# Data section
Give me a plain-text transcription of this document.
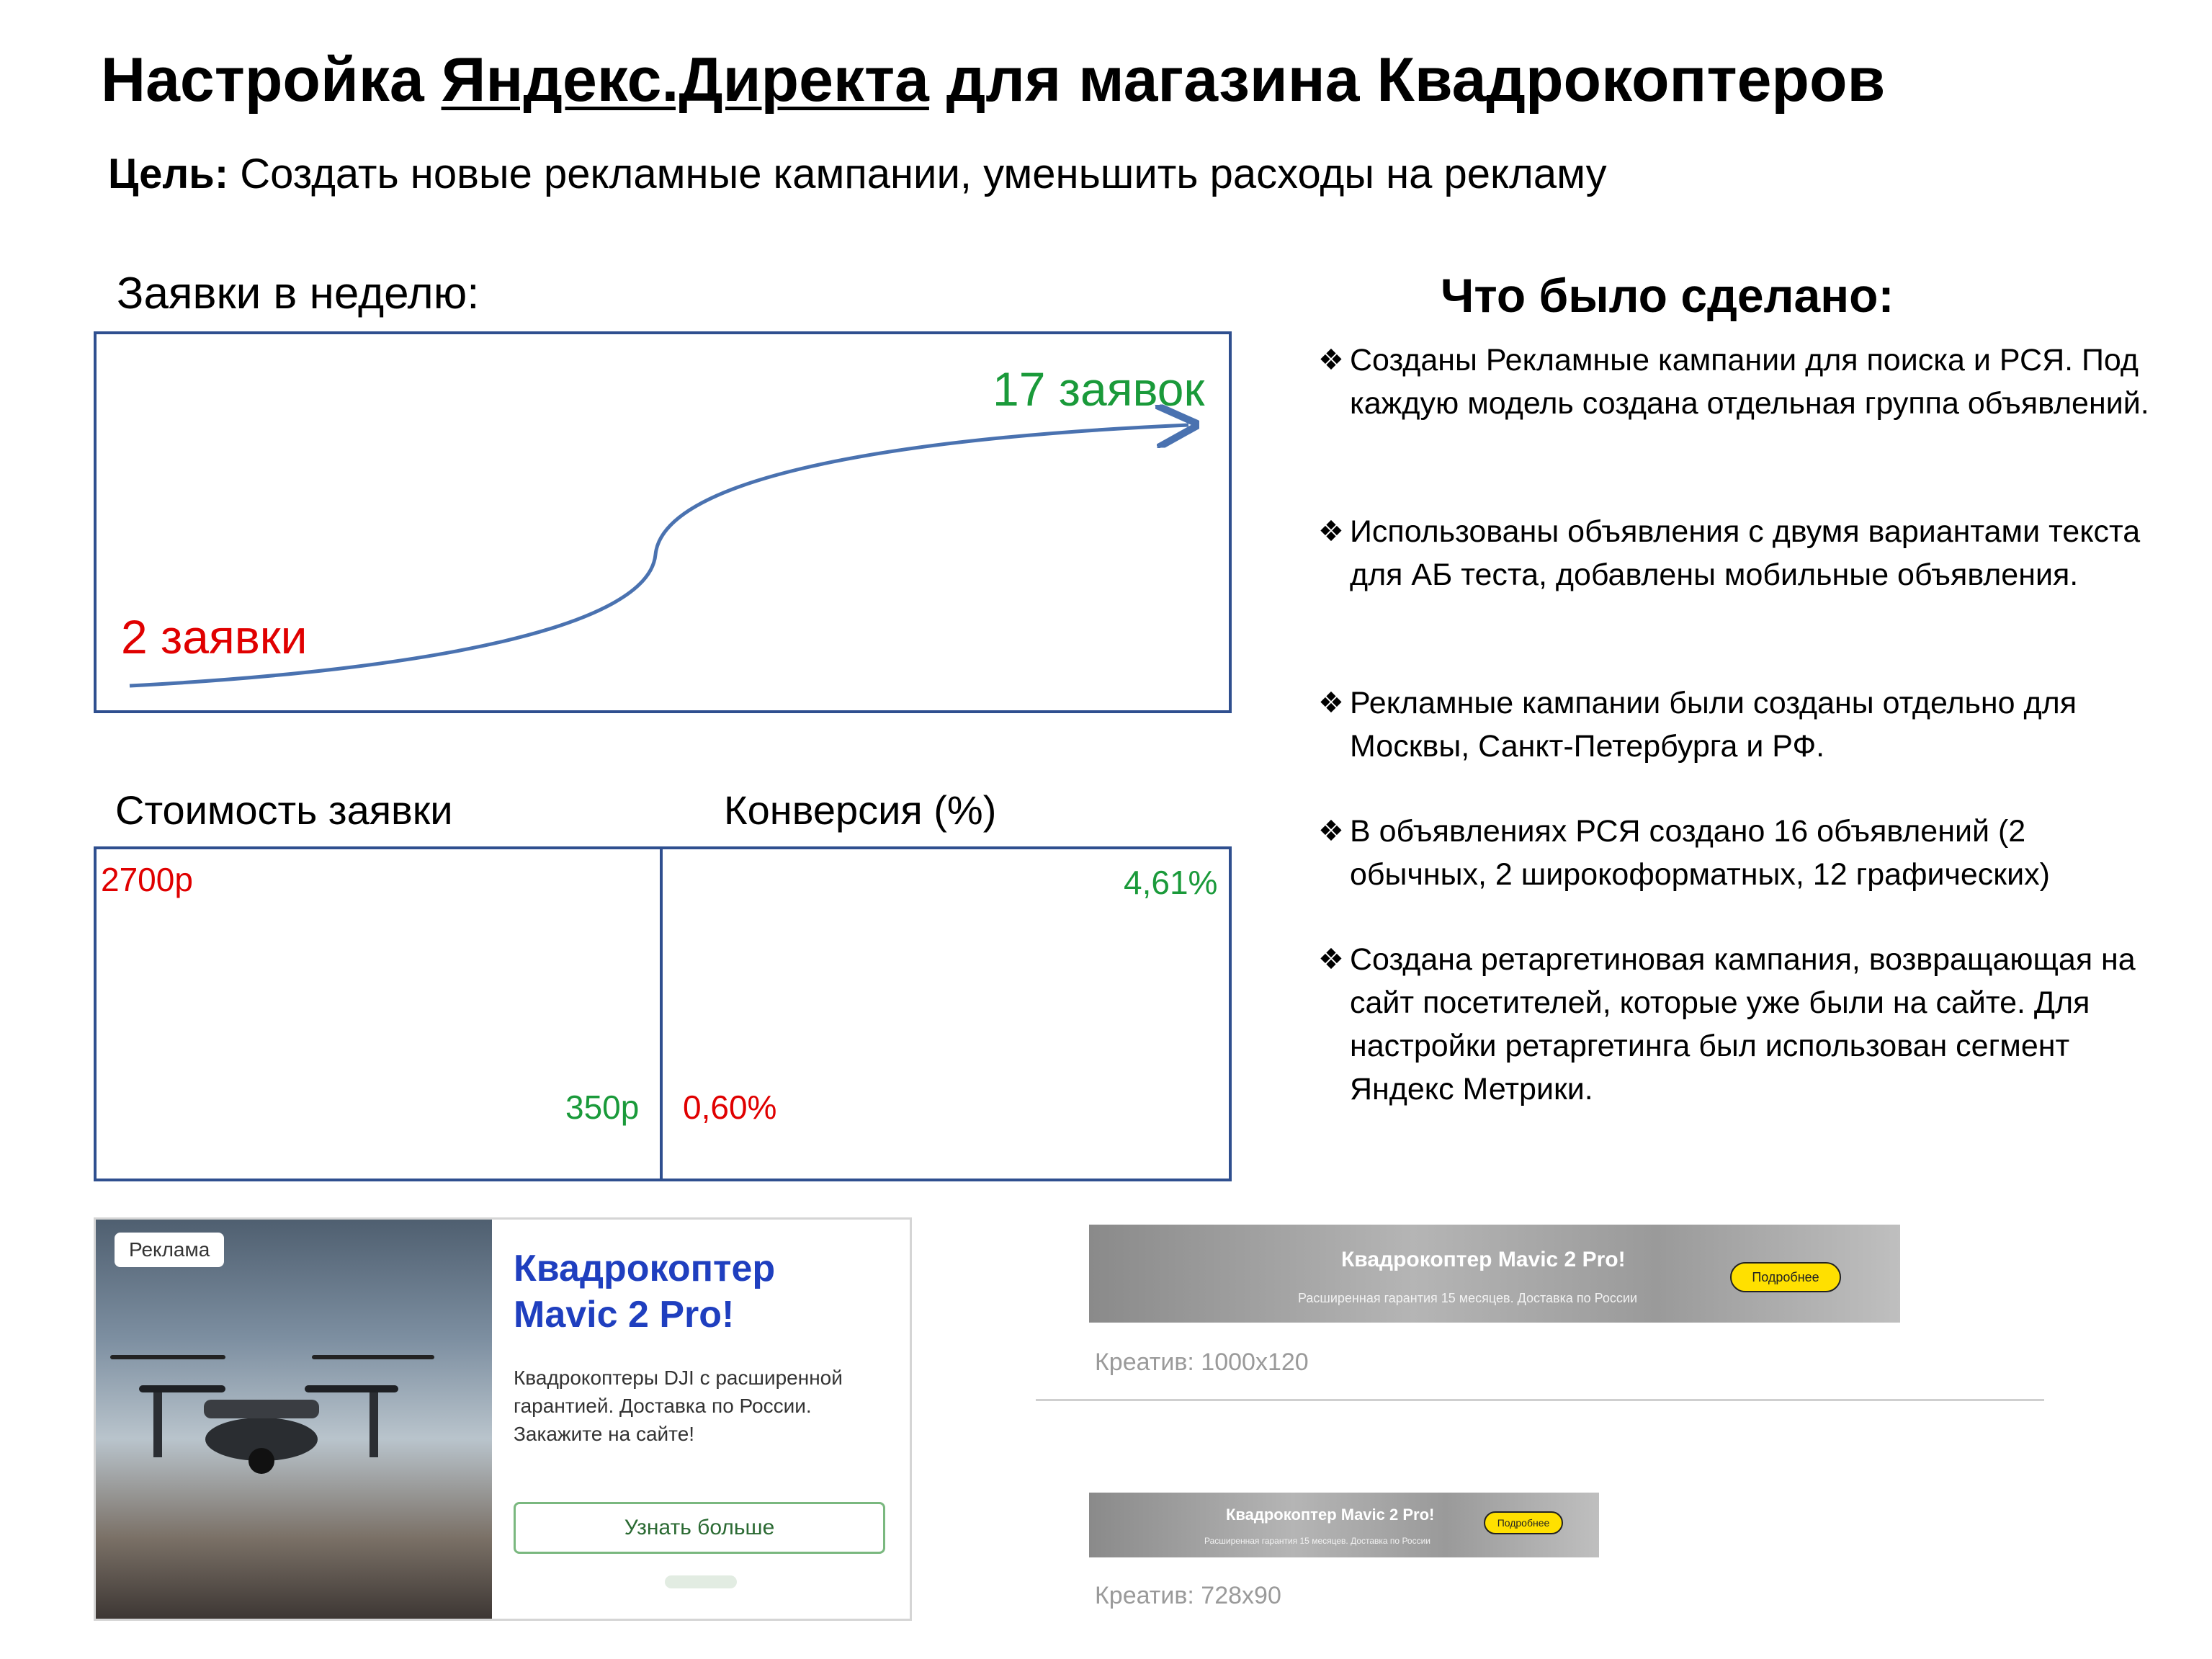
Настройка Яндекс.Директа для магазина Квадрокоптеров
Цель: Создать новые рекламные кампании, уменьшить расходы на рекламу
Заявки в неделю:
2 заявки
17 заявок
Стоимость заявки	Конверсия (%)
2700р
350р 0,60%
4,61%
Что было сделано:
❖ Созданы Рекламные кампании для поиска и РСЯ. Под каждую модель создана отдельная группа объявлений.
❖ Использованы объявления с двумя вариантами текста для АБ теста, добавлены мобильные объявления.
❖ Рекламные кампании были созданы отдельно для Москвы, Санкт-Петербурга и РФ.
❖ В объявлениях РСЯ создано 16 объявлений (2 обычных, 2 широкоформатных, 12 графических)
❖ Создана ретаргетиновая кампания, возвращающая на сайт посетителей, которые уже были на сайте. Для настройки ретаргетинга был использован сегмент Яндекс Метрики.
Реклама	Квадрокоптер
Mavic 2 Pro!
Квадрокоптеры DJI с расширенной гарантией. Доставка по России. Закажите на сайте!
Узнать больше
Квадрокоптер Mavic 2 Pro!
Расширенная гарантия 15 месяцев. Доставка по России
Подробнее
Креатив: 1000x120
Квадрокоптер Mavic 2 Pro!
Расширенная гарантия 15 месяцев. Доставка по России
Подробнее
Креатив: 728x90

# Prompt
From the entries above, list each line with "были" in it.

# Answer below
❖ Рекламные кампании были созданы отдельно для Москвы, Санкт-Петербурга и РФ.
❖ Создана ретаргетиновая кампания, возвращающая на сайт посетителей, которые уже были на сайте. Для настройки ретаргетинга был использован сегмент Яндекс Метрики.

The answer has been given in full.